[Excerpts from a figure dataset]
════════

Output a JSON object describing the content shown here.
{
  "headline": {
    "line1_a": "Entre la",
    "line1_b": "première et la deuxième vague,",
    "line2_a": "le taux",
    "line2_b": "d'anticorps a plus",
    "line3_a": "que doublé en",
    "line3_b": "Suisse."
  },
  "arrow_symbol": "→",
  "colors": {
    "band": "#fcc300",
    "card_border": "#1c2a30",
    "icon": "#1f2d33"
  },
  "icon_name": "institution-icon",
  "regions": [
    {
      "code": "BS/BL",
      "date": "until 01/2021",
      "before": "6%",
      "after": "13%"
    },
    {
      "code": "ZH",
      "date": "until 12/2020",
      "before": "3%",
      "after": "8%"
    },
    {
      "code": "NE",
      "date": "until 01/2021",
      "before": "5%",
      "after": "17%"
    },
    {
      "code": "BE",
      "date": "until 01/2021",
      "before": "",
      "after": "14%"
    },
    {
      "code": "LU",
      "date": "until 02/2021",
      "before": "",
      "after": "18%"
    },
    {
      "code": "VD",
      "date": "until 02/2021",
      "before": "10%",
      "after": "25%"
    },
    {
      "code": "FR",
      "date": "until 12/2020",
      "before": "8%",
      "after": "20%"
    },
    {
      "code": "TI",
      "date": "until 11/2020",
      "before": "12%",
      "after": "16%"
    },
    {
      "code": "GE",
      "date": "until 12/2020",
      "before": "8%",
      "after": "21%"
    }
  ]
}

════════

### WHAT YOU HAVE TO DO
Find all lines where the word "code" appears. Copy them.

### WRITTEN ANSWER
      "code": "BS/BL",
      "code": "ZH",
      "code": "NE",
      "code": "BE",
      "code": "LU",
      "code": "VD",
      "code": "FR",
      "code": "TI",
      "code": "GE",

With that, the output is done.